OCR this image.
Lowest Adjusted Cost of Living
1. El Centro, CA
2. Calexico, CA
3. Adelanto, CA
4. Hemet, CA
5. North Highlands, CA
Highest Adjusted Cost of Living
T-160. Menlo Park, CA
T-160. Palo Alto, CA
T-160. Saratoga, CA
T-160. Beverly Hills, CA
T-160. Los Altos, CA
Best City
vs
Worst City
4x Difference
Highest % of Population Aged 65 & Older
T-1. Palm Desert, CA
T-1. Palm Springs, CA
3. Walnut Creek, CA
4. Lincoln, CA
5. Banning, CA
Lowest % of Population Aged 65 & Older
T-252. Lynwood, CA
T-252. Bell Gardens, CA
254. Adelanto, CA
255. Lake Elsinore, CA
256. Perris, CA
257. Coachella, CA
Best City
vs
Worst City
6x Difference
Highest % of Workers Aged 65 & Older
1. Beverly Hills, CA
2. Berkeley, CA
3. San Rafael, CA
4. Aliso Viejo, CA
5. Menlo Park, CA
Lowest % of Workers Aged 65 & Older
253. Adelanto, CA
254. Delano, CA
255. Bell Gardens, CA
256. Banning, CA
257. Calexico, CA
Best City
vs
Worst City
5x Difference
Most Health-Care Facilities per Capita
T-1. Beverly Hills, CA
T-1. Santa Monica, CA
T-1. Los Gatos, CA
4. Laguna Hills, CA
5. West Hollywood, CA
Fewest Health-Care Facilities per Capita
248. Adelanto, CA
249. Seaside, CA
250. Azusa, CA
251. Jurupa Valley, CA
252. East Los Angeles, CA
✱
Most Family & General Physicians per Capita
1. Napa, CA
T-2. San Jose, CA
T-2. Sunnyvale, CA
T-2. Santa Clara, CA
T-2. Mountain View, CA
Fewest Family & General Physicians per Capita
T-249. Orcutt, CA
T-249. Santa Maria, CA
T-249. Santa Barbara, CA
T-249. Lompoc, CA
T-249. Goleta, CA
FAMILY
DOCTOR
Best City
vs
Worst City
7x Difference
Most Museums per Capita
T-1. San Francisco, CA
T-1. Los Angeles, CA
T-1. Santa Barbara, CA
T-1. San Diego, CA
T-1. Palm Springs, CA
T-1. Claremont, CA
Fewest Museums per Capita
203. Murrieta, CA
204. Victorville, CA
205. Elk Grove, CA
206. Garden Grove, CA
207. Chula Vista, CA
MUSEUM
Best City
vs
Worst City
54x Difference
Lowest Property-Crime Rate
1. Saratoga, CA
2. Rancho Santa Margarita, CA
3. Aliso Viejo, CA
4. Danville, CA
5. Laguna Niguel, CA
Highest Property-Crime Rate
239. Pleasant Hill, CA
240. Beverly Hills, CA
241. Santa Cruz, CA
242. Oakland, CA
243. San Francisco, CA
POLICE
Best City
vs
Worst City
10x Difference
---
TASK TO CARRY OUT → Lines of the material that contain the word "Lowest" are to be gathered.

RESULT FOR THIS TASK →
Lowest Adjusted Cost of Living
Lowest % of Population Aged 65 & Older
Lowest % of Workers Aged 65 & Older
Lowest Property-Crime Rate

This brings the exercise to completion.